##### DATA FOR PROCESSING #####

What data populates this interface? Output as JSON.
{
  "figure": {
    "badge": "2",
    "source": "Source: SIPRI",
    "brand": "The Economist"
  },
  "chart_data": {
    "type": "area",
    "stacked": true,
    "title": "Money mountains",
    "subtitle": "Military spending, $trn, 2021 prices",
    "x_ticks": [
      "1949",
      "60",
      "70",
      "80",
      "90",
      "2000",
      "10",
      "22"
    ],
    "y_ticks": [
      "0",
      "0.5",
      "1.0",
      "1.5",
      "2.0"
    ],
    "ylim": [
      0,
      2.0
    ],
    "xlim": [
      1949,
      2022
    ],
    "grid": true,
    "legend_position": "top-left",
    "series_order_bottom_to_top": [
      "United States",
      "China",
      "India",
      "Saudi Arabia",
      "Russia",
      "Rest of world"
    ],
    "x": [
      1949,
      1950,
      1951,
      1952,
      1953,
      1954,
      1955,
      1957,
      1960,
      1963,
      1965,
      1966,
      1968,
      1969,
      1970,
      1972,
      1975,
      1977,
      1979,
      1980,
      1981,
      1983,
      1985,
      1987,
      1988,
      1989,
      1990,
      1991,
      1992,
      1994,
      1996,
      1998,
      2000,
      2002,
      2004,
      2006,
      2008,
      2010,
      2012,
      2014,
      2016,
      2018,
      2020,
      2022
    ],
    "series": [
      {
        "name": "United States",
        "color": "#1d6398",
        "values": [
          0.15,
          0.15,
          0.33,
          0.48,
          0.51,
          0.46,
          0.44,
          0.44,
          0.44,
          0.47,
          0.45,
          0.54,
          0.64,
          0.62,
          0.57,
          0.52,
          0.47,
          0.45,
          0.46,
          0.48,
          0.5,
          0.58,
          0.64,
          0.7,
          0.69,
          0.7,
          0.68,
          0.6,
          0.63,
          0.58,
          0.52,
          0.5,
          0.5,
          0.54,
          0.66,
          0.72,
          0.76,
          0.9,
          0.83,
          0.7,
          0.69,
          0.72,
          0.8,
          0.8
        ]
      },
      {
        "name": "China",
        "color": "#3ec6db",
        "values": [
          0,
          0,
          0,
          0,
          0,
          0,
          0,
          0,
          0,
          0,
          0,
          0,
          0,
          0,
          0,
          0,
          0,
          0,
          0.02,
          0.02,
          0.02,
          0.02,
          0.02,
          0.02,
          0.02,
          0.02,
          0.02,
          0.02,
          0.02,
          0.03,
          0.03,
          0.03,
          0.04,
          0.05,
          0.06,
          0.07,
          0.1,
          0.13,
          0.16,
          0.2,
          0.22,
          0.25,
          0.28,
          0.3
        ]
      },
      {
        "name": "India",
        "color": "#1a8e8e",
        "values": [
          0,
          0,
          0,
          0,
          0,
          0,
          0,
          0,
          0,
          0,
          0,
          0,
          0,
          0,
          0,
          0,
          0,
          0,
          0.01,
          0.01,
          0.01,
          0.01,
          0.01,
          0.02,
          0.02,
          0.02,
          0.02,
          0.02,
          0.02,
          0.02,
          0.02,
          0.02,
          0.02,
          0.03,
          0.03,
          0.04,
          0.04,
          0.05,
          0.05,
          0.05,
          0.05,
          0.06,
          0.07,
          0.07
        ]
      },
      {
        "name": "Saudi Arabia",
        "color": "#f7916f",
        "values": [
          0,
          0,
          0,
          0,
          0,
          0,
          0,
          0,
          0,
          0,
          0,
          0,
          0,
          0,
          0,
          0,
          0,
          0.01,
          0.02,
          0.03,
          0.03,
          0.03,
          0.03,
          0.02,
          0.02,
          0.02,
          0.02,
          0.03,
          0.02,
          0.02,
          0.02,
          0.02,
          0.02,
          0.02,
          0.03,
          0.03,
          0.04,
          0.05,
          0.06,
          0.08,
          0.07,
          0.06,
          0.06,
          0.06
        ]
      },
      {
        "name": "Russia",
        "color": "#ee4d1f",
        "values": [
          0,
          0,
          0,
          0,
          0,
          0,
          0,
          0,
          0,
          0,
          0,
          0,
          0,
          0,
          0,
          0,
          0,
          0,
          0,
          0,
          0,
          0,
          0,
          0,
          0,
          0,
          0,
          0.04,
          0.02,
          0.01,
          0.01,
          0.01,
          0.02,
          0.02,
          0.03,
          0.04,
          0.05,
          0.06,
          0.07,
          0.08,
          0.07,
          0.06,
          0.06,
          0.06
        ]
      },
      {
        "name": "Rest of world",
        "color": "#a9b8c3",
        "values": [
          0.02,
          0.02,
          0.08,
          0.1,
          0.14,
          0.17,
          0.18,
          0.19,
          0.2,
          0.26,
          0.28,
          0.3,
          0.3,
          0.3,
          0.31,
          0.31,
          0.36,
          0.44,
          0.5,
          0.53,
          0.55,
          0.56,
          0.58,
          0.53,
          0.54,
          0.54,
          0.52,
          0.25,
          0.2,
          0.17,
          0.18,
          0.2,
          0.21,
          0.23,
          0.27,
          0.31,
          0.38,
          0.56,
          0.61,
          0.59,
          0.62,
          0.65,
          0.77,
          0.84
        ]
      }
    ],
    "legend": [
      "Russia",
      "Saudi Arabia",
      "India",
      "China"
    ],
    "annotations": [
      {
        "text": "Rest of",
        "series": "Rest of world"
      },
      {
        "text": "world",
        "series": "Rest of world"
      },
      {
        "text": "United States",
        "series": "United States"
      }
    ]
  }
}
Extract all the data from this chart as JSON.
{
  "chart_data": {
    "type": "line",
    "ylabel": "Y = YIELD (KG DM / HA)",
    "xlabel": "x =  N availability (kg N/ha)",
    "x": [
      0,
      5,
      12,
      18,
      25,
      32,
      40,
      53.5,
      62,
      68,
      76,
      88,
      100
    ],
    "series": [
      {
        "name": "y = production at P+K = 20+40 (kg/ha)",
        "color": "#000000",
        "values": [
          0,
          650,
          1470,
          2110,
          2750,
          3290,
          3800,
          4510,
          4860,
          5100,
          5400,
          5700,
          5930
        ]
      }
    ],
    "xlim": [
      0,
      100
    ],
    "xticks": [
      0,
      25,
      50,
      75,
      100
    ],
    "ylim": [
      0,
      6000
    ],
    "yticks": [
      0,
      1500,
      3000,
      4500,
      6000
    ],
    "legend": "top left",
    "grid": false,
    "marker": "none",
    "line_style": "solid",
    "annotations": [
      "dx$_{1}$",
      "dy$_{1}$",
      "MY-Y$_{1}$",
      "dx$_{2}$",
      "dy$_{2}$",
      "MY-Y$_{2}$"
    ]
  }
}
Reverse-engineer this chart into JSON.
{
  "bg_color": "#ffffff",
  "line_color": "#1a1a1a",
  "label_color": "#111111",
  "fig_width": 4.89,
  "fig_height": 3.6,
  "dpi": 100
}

#####

The records above should be repeated in full, exactly as given.

[SOLVED PROBLEM]:
What data populates this interface? Output as JSON.
{
  "figure": {
    "badge": "2",
    "source": "Source: SIPRI",
    "brand": "The Economist"
  },
  "chart_data": {
    "type": "area",
    "stacked": true,
    "title": "Money mountains",
    "subtitle": "Military spending, $trn, 2021 prices",
    "x_ticks": [
      "1949",
      "60",
      "70",
      "80",
      "90",
      "2000",
      "10",
      "22"
    ],
    "y_ticks": [
      "0",
      "0.5",
      "1.0",
      "1.5",
      "2.0"
    ],
    "ylim": [
      0,
      2.0
    ],
    "xlim": [
      1949,
      2022
    ],
    "grid": true,
    "legend_position": "top-left",
    "series_order_bottom_to_top": [
      "United States",
      "China",
      "India",
      "Saudi Arabia",
      "Russia",
      "Rest of world"
    ],
    "x": [
      1949,
      1950,
      1951,
      1952,
      1953,
      1954,
      1955,
      1957,
      1960,
      1963,
      1965,
      1966,
      1968,
      1969,
      1970,
      1972,
      1975,
      1977,
      1979,
      1980,
      1981,
      1983,
      1985,
      1987,
      1988,
      1989,
      1990,
      1991,
      1992,
      1994,
      1996,
      1998,
      2000,
      2002,
      2004,
      2006,
      2008,
      2010,
      2012,
      2014,
      2016,
      2018,
      2020,
      2022
    ],
    "series": [
      {
        "name": "United States",
        "color": "#1d6398",
        "values": [
          0.15,
          0.15,
          0.33,
          0.48,
          0.51,
          0.46,
          0.44,
          0.44,
          0.44,
          0.47,
          0.45,
          0.54,
          0.64,
          0.62,
          0.57,
          0.52,
          0.47,
          0.45,
          0.46,
          0.48,
          0.5,
          0.58,
          0.64,
          0.7,
          0.69,
          0.7,
          0.68,
          0.6,
          0.63,
          0.58,
          0.52,
          0.5,
          0.5,
          0.54,
          0.66,
          0.72,
          0.76,
          0.9,
          0.83,
          0.7,
          0.69,
          0.72,
          0.8,
          0.8
        ]
      },
      {
        "name": "China",
        "color": "#3ec6db",
        "values": [
          0,
          0,
          0,
          0,
          0,
          0,
          0,
          0,
          0,
          0,
          0,
          0,
          0,
          0,
          0,
          0,
          0,
          0,
          0.02,
          0.02,
          0.02,
          0.02,
          0.02,
          0.02,
          0.02,
          0.02,
          0.02,
          0.02,
          0.02,
          0.03,
          0.03,
          0.03,
          0.04,
          0.05,
          0.06,
          0.07,
          0.1,
          0.13,
          0.16,
          0.2,
          0.22,
          0.25,
          0.28,
          0.3
        ]
      },
      {
        "name": "India",
        "color": "#1a8e8e",
        "values": [
          0,
          0,
          0,
          0,
          0,
          0,
          0,
          0,
          0,
          0,
          0,
          0,
          0,
          0,
          0,
          0,
          0,
          0,
          0.01,
          0.01,
          0.01,
          0.01,
          0.01,
          0.02,
          0.02,
          0.02,
          0.02,
          0.02,
          0.02,
          0.02,
          0.02,
          0.02,
          0.02,
          0.03,
          0.03,
          0.04,
          0.04,
          0.05,
          0.05,
          0.05,
          0.05,
          0.06,
          0.07,
          0.07
        ]
      },
      {
        "name": "Saudi Arabia",
        "color": "#f7916f",
        "values": [
          0,
          0,
          0,
          0,
          0,
          0,
          0,
          0,
          0,
          0,
          0,
          0,
          0,
          0,
          0,
          0,
          0,
          0.01,
          0.02,
          0.03,
          0.03,
          0.03,
          0.03,
          0.02,
          0.02,
          0.02,
          0.02,
          0.03,
          0.02,
          0.02,
          0.02,
          0.02,
          0.02,
          0.02,
          0.03,
          0.03,
          0.04,
          0.05,
          0.06,
          0.08,
          0.07,
          0.06,
          0.06,
          0.06
        ]
      },
      {
        "name": "Russia",
        "color": "#ee4d1f",
        "values": [
          0,
          0,
          0,
          0,
          0,
          0,
          0,
          0,
          0,
          0,
          0,
          0,
          0,
          0,
          0,
          0,
          0,
          0,
          0,
          0,
          0,
          0,
          0,
          0,
          0,
          0,
          0,
          0.04,
          0.02,
          0.01,
          0.01,
          0.01,
          0.02,
          0.02,
          0.03,
          0.04,
          0.05,
          0.06,
          0.07,
          0.08,
          0.07,
          0.06,
          0.06,
          0.06
        ]
      },
      {
        "name": "Rest of world",
        "color": "#a9b8c3",
        "values": [
          0.02,
          0.02,
          0.08,
          0.1,
          0.14,
          0.17,
          0.18,
          0.19,
          0.2,
          0.26,
          0.28,
          0.3,
          0.3,
          0.3,
          0.31,
          0.31,
          0.36,
          0.44,
          0.5,
          0.53,
          0.55,
          0.56,
          0.58,
          0.53,
          0.54,
          0.54,
          0.52,
          0.25,
          0.2,
          0.17,
          0.18,
          0.2,
          0.21,
          0.23,
          0.27,
          0.31,
          0.38,
          0.56,
          0.61,
          0.59,
          0.62,
          0.65,
          0.77,
          0.84
        ]
      }
    ],
    "legend": [
      "Russia",
      "Saudi Arabia",
      "India",
      "China"
    ],
    "annotations": [
      {
        "text": "Rest of",
        "series": "Rest of world"
      },
      {
        "text": "world",
        "series": "Rest of world"
      },
      {
        "text": "United States",
        "series": "United States"
      }
    ]
  }
}
Extract all the data from this chart as JSON.
{
  "chart_data": {
    "type": "line",
    "ylabel": "Y = YIELD (KG DM / HA)",
    "xlabel": "x =  N availability (kg N/ha)",
    "x": [
      0,
      5,
      12,
      18,
      25,
      32,
      40,
      53.5,
      62,
      68,
      76,
      88,
      100
    ],
    "series": [
      {
        "name": "y = production at P+K = 20+40 (kg/ha)",
        "color": "#000000",
        "values": [
          0,
          650,
          1470,
          2110,
          2750,
          3290,
          3800,
          4510,
          4860,
          5100,
          5400,
          5700,
          5930
        ]
      }
    ],
    "xlim": [
      0,
      100
    ],
    "xticks": [
      0,
      25,
      50,
      75,
      100
    ],
    "ylim": [
      0,
      6000
    ],
    "yticks": [
      0,
      1500,
      3000,
      4500,
      6000
    ],
    "legend": "top left",
    "grid": false,
    "marker": "none",
    "line_style": "solid",
    "annotations": [
      "dx$_{1}$",
      "dy$_{1}$",
      "MY-Y$_{1}$",
      "dx$_{2}$",
      "dy$_{2}$",
      "MY-Y$_{2}$"
    ]
  }
}
Reverse-engineer this chart into JSON.
{
  "bg_color": "#ffffff",
  "line_color": "#1a1a1a",
  "label_color": "#111111",
  "fig_width": 4.89,
  "fig_height": 3.6,
  "dpi": 100
}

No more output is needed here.